:: GIVEN EXERCISE ::
Please update the part of the records that opens with the line containing "Bar (652, 827, 680, 841)" and closes with the line containing "Text: 0%: 0% (884, 824, 903, 837)", replacing "Text" with "Label" and leaving everything else unchanged.
Start
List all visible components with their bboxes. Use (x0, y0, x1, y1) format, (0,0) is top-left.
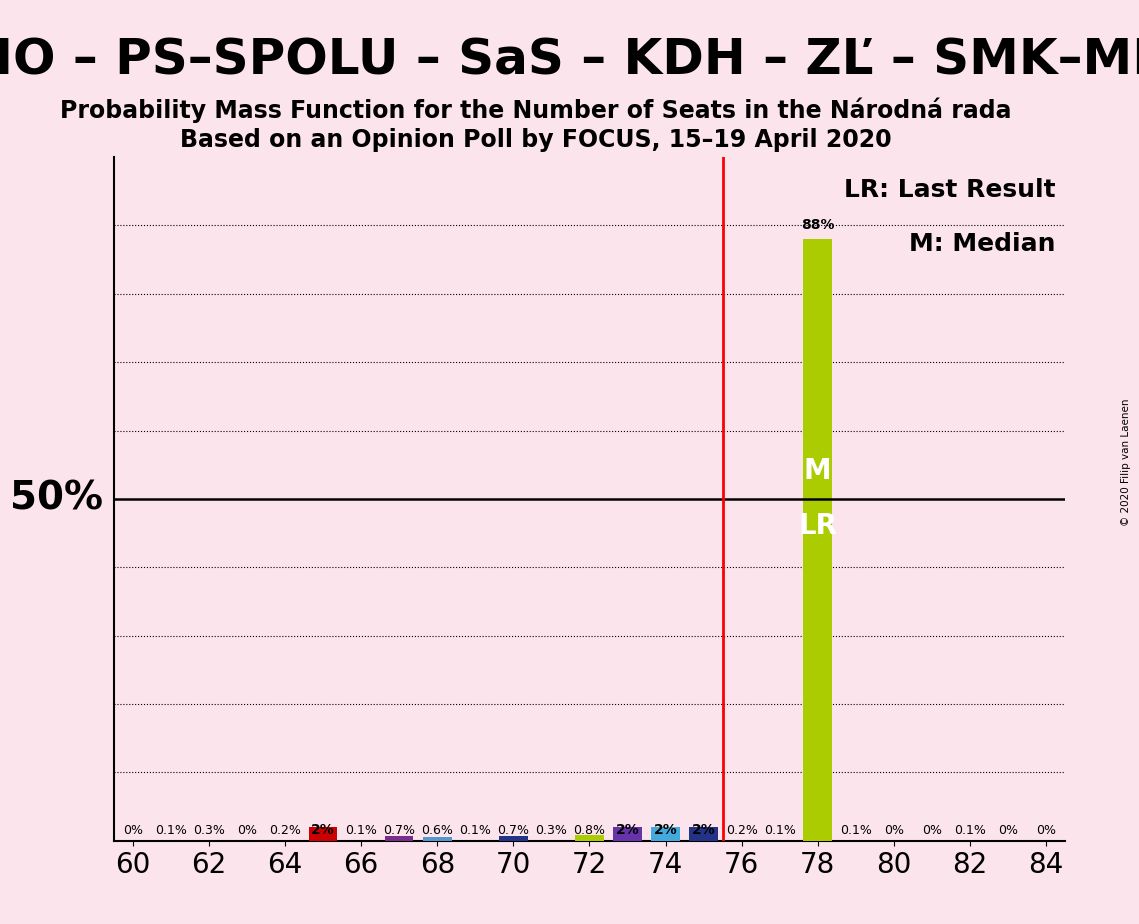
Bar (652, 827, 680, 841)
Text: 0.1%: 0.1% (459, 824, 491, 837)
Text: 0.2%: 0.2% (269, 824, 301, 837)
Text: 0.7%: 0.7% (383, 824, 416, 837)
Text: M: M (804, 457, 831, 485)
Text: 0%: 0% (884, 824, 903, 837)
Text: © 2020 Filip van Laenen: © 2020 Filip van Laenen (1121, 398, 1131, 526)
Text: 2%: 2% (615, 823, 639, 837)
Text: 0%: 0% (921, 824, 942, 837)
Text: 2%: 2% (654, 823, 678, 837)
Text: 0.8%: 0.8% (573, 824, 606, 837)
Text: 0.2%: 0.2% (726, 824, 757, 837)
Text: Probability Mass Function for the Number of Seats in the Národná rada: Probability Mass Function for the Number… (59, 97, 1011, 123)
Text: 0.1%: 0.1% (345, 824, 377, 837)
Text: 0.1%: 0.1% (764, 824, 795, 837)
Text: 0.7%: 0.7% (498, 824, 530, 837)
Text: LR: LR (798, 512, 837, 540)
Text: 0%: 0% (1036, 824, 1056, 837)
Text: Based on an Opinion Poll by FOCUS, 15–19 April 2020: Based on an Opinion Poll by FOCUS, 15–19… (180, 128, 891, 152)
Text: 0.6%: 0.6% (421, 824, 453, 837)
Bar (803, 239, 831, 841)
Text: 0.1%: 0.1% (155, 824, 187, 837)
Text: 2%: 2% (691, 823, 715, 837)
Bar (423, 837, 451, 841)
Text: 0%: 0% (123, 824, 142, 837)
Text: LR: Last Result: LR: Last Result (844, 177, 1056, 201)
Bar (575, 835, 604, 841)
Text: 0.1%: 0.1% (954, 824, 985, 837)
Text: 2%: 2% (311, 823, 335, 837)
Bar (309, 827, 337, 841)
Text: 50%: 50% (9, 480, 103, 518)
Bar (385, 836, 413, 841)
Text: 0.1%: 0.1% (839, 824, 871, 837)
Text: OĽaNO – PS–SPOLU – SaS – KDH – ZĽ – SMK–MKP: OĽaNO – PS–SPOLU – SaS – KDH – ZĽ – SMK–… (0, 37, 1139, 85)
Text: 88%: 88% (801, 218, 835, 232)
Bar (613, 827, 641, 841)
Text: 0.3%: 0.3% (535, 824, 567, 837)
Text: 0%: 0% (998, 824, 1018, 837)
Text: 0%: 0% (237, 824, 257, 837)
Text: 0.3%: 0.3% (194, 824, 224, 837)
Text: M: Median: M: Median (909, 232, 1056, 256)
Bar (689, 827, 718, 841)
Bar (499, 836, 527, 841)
End
Start
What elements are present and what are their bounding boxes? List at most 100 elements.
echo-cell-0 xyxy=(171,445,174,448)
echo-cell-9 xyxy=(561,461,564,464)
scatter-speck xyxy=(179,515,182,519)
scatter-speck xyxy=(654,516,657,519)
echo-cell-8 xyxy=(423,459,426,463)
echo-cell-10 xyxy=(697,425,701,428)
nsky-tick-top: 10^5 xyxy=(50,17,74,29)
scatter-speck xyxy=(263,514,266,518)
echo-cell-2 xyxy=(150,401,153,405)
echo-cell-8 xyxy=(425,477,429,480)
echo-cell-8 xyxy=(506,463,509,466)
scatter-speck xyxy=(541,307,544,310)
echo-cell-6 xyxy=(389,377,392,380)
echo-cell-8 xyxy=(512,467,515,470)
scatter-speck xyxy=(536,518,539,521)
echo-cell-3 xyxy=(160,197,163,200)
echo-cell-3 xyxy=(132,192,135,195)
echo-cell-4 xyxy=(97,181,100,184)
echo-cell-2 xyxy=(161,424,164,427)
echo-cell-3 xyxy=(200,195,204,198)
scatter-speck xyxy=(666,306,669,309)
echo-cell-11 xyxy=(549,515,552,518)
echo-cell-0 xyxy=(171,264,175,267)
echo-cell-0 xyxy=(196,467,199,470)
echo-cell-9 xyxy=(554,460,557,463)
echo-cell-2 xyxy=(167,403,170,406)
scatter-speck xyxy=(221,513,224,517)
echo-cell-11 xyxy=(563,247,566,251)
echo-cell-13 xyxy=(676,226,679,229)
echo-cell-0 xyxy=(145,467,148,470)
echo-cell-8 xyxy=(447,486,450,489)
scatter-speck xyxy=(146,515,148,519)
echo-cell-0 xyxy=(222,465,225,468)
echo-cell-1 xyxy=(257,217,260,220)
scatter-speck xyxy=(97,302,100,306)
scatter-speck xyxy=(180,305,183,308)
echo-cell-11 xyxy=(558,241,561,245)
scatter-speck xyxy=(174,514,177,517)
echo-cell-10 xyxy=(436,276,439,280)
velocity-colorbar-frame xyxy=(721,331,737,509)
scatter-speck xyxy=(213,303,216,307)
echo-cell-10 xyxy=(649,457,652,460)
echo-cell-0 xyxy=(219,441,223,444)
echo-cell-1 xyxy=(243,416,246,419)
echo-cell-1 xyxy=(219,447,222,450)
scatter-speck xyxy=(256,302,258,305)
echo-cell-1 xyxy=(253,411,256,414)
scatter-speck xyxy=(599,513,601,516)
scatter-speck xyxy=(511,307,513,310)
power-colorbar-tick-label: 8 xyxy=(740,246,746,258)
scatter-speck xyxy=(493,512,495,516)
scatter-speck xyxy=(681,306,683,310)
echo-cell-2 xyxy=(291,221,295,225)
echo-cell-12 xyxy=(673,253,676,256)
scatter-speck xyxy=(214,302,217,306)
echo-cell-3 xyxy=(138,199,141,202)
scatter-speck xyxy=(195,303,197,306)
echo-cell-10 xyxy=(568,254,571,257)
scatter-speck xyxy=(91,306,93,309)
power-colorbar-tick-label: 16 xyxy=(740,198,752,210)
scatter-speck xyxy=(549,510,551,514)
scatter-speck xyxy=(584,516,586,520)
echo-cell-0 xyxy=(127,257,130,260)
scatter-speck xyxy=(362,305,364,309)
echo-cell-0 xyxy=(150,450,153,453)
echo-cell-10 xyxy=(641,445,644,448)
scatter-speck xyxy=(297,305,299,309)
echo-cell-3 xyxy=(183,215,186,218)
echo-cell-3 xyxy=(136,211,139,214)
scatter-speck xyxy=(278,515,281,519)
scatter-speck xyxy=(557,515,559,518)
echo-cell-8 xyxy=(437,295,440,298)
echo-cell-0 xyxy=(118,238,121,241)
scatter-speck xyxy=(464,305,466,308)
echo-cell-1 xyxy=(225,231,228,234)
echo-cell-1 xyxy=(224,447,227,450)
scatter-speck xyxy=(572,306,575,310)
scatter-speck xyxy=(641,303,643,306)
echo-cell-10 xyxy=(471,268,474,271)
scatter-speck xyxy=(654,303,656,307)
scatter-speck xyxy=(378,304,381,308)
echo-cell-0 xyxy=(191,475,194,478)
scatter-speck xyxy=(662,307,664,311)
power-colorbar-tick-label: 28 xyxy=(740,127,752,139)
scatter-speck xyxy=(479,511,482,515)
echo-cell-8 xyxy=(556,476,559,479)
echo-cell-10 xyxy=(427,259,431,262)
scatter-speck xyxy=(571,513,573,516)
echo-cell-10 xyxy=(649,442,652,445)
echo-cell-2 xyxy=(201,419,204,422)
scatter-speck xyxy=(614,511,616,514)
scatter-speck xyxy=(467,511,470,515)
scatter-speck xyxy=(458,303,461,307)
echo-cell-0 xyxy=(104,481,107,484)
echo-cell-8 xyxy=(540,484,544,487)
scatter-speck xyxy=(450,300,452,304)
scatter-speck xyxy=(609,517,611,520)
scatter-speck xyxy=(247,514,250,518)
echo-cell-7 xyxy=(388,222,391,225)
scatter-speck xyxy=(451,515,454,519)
End
:: SOLUTION FOR THIS TASK ::
Bar (652, 827, 680, 841)
Label: 0.1%: 0.1% (459, 824, 491, 837)
Label: 0.2%: 0.2% (269, 824, 301, 837)
Label: 0.7%: 0.7% (383, 824, 416, 837)
Label: M: M (804, 457, 831, 485)
Label: 0%: 0% (884, 824, 903, 837)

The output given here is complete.